§ REQUEST
Locate each line containing the string "TradingView" and copy it out.

=== DATA ===

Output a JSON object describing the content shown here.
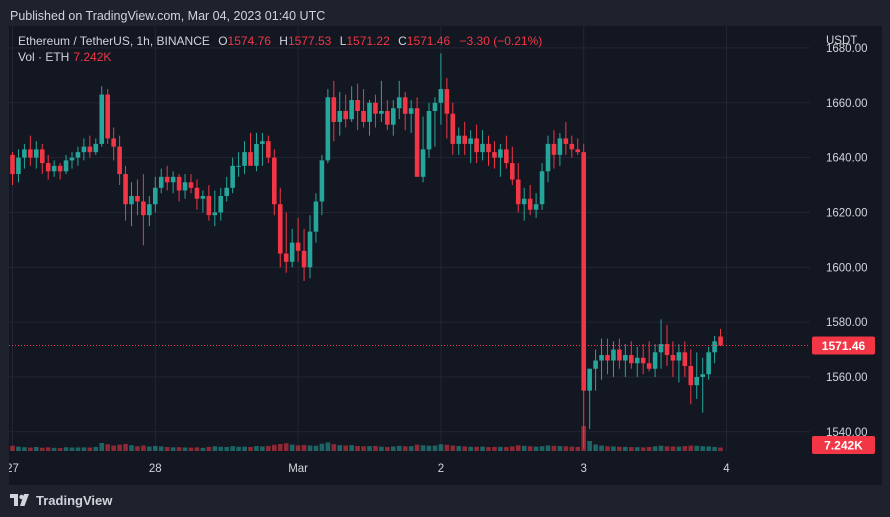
{
  "header": {
    "published": "Published on TradingView.com, Mar 04, 2023 01:40 UTC"
  },
  "legend": {
    "symbol": "Ethereum / TetherUS, 1h, BINANCE",
    "open_key": "O",
    "open": "1574.76",
    "high_key": "H",
    "high": "1577.53",
    "low_key": "L",
    "low": "1571.22",
    "close_key": "C",
    "close": "1571.46",
    "change": "−3.30 (−0.21%)",
    "vol_label": "Vol · ETH",
    "vol_value": "7.242K"
  },
  "footer": {
    "brand": "TradingView"
  },
  "colors": {
    "background": "#131722",
    "up": "#26a69a",
    "down": "#f23645",
    "grid": "#232632",
    "label_price_bg": "#f23645"
  },
  "chart_data": {
    "type": "candlestick",
    "title": "Ethereum / TetherUS, 1h, BINANCE",
    "y_axis_label": "USDT",
    "ylim": [
      1533,
      1688
    ],
    "y_ticks": [
      1540,
      1560,
      1580,
      1600,
      1620,
      1640,
      1660,
      1680
    ],
    "y_tick_labels": [
      "1540.00",
      "1560.00",
      "1580.00",
      "1600.00",
      "1620.00",
      "1640.00",
      "1660.00",
      "1680.00"
    ],
    "x_ticks": [
      {
        "label": "27",
        "index": 0
      },
      {
        "label": "28",
        "index": 24
      },
      {
        "label": "Mar",
        "index": 48
      },
      {
        "label": "2",
        "index": 72
      },
      {
        "label": "3",
        "index": 96
      },
      {
        "label": "4",
        "index": 120
      }
    ],
    "last_price": 1571.46,
    "last_price_label": "1571.46",
    "last_volume_label": "7.242K",
    "grid": true,
    "ohlcv": [
      [
        1641,
        1642,
        1630,
        1634,
        58
      ],
      [
        1634,
        1643,
        1631,
        1640,
        48
      ],
      [
        1640,
        1645,
        1636,
        1643,
        42
      ],
      [
        1643,
        1648,
        1637,
        1640,
        38
      ],
      [
        1640,
        1646,
        1636,
        1643,
        44
      ],
      [
        1643,
        1645,
        1634,
        1638,
        36
      ],
      [
        1638,
        1641,
        1632,
        1635,
        40
      ],
      [
        1635,
        1639,
        1633,
        1637,
        35
      ],
      [
        1637,
        1638,
        1632,
        1635,
        32
      ],
      [
        1635,
        1641,
        1634,
        1639,
        41
      ],
      [
        1639,
        1642,
        1636,
        1640,
        38
      ],
      [
        1640,
        1644,
        1637,
        1642,
        39
      ],
      [
        1642,
        1647,
        1639,
        1644,
        40
      ],
      [
        1644,
        1648,
        1640,
        1642,
        38
      ],
      [
        1642,
        1647,
        1641,
        1645,
        45
      ],
      [
        1645,
        1666,
        1644,
        1663,
        88
      ],
      [
        1663,
        1665,
        1645,
        1647,
        74
      ],
      [
        1647,
        1651,
        1639,
        1644,
        60
      ],
      [
        1644,
        1648,
        1630,
        1634,
        70
      ],
      [
        1634,
        1637,
        1617,
        1623,
        78
      ],
      [
        1623,
        1631,
        1615,
        1626,
        64
      ],
      [
        1626,
        1632,
        1619,
        1624,
        52
      ],
      [
        1624,
        1634,
        1608,
        1619,
        60
      ],
      [
        1619,
        1626,
        1615,
        1623,
        49
      ],
      [
        1623,
        1633,
        1620,
        1629,
        55
      ],
      [
        1629,
        1636,
        1627,
        1633,
        50
      ],
      [
        1633,
        1637,
        1628,
        1631,
        44
      ],
      [
        1631,
        1635,
        1627,
        1633,
        40
      ],
      [
        1633,
        1634,
        1624,
        1628,
        42
      ],
      [
        1628,
        1634,
        1625,
        1631,
        38
      ],
      [
        1631,
        1634,
        1627,
        1629,
        37
      ],
      [
        1629,
        1632,
        1621,
        1625,
        40
      ],
      [
        1625,
        1628,
        1620,
        1626,
        35
      ],
      [
        1626,
        1630,
        1617,
        1619,
        45
      ],
      [
        1619,
        1628,
        1615,
        1620,
        52
      ],
      [
        1620,
        1629,
        1617,
        1626,
        47
      ],
      [
        1626,
        1633,
        1624,
        1629,
        44
      ],
      [
        1629,
        1640,
        1627,
        1637,
        53
      ],
      [
        1637,
        1642,
        1633,
        1637,
        46
      ],
      [
        1637,
        1646,
        1634,
        1642,
        48
      ],
      [
        1642,
        1649,
        1638,
        1637,
        45
      ],
      [
        1637,
        1649,
        1635,
        1645,
        54
      ],
      [
        1645,
        1649,
        1637,
        1646,
        50
      ],
      [
        1646,
        1648,
        1638,
        1640,
        56
      ],
      [
        1640,
        1643,
        1619,
        1623,
        68
      ],
      [
        1623,
        1629,
        1600,
        1605,
        77
      ],
      [
        1605,
        1620,
        1598,
        1602,
        85
      ],
      [
        1602,
        1614,
        1600,
        1609,
        70
      ],
      [
        1609,
        1618,
        1602,
        1606,
        62
      ],
      [
        1606,
        1614,
        1595,
        1600,
        66
      ],
      [
        1600,
        1619,
        1596,
        1613,
        60
      ],
      [
        1613,
        1627,
        1609,
        1624,
        58
      ],
      [
        1624,
        1641,
        1619,
        1639,
        80
      ],
      [
        1639,
        1665,
        1638,
        1662,
        95
      ],
      [
        1662,
        1668,
        1646,
        1653,
        75
      ],
      [
        1653,
        1664,
        1648,
        1657,
        64
      ],
      [
        1657,
        1663,
        1651,
        1654,
        60
      ],
      [
        1654,
        1666,
        1653,
        1661,
        65
      ],
      [
        1661,
        1667,
        1650,
        1657,
        55
      ],
      [
        1657,
        1665,
        1651,
        1653,
        52
      ],
      [
        1653,
        1661,
        1648,
        1660,
        54
      ],
      [
        1660,
        1663,
        1651,
        1656,
        56
      ],
      [
        1656,
        1668,
        1653,
        1657,
        47
      ],
      [
        1657,
        1661,
        1650,
        1652,
        43
      ],
      [
        1652,
        1661,
        1648,
        1658,
        50
      ],
      [
        1658,
        1668,
        1654,
        1662,
        57
      ],
      [
        1662,
        1664,
        1650,
        1656,
        52
      ],
      [
        1656,
        1661,
        1649,
        1658,
        53
      ],
      [
        1658,
        1662,
        1647,
        1633,
        70
      ],
      [
        1633,
        1655,
        1631,
        1643,
        63
      ],
      [
        1643,
        1660,
        1640,
        1657,
        58
      ],
      [
        1657,
        1662,
        1644,
        1660,
        60
      ],
      [
        1660,
        1678,
        1652,
        1665,
        74
      ],
      [
        1665,
        1669,
        1647,
        1656,
        68
      ],
      [
        1656,
        1660,
        1641,
        1645,
        60
      ],
      [
        1645,
        1651,
        1641,
        1648,
        55
      ],
      [
        1648,
        1653,
        1641,
        1645,
        50
      ],
      [
        1645,
        1650,
        1638,
        1647,
        47
      ],
      [
        1647,
        1652,
        1638,
        1642,
        46
      ],
      [
        1642,
        1650,
        1639,
        1645,
        48
      ],
      [
        1645,
        1648,
        1637,
        1642,
        43
      ],
      [
        1642,
        1646,
        1636,
        1640,
        45
      ],
      [
        1640,
        1645,
        1633,
        1643,
        46
      ],
      [
        1643,
        1648,
        1636,
        1638,
        43
      ],
      [
        1638,
        1644,
        1630,
        1632,
        50
      ],
      [
        1632,
        1638,
        1620,
        1623,
        63
      ],
      [
        1623,
        1629,
        1617,
        1625,
        57
      ],
      [
        1625,
        1630,
        1619,
        1621,
        52
      ],
      [
        1621,
        1627,
        1618,
        1623,
        48
      ],
      [
        1623,
        1638,
        1621,
        1635,
        53
      ],
      [
        1635,
        1648,
        1631,
        1645,
        60
      ],
      [
        1645,
        1650,
        1636,
        1641,
        57
      ],
      [
        1641,
        1649,
        1637,
        1647,
        54
      ],
      [
        1647,
        1653,
        1641,
        1645,
        52
      ],
      [
        1645,
        1648,
        1640,
        1643,
        48
      ],
      [
        1643,
        1647,
        1641,
        1642,
        45
      ],
      [
        1642,
        1645,
        1534,
        1555,
        275
      ],
      [
        1555,
        1563,
        1541,
        1563,
        110
      ],
      [
        1563,
        1570,
        1555,
        1566,
        72
      ],
      [
        1566,
        1574,
        1559,
        1568,
        60
      ],
      [
        1568,
        1574,
        1561,
        1566,
        52
      ],
      [
        1566,
        1573,
        1560,
        1570,
        50
      ],
      [
        1570,
        1574,
        1563,
        1566,
        47
      ],
      [
        1566,
        1572,
        1560,
        1568,
        45
      ],
      [
        1568,
        1573,
        1563,
        1565,
        43
      ],
      [
        1565,
        1571,
        1560,
        1567,
        42
      ],
      [
        1567,
        1572,
        1561,
        1565,
        40
      ],
      [
        1565,
        1573,
        1562,
        1563,
        44
      ],
      [
        1563,
        1572,
        1560,
        1569,
        52
      ],
      [
        1569,
        1581,
        1563,
        1572,
        58
      ],
      [
        1572,
        1579,
        1564,
        1568,
        52
      ],
      [
        1568,
        1573,
        1560,
        1566,
        50
      ],
      [
        1566,
        1572,
        1558,
        1569,
        48
      ],
      [
        1569,
        1573,
        1560,
        1564,
        55
      ],
      [
        1564,
        1570,
        1550,
        1557,
        60
      ],
      [
        1557,
        1569,
        1552,
        1560,
        57
      ],
      [
        1560,
        1567,
        1547,
        1561,
        53
      ],
      [
        1561,
        1571,
        1559,
        1569,
        50
      ],
      [
        1569,
        1575,
        1565,
        1573,
        45
      ],
      [
        1574.76,
        1577.53,
        1571.22,
        1571.46,
        38
      ]
    ]
  }
}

===

§ SOLVED PROBLEM
    "published": "Published on TradingView.com, Mar 04, 2023 01:40 UTC"
    "brand": "TradingView"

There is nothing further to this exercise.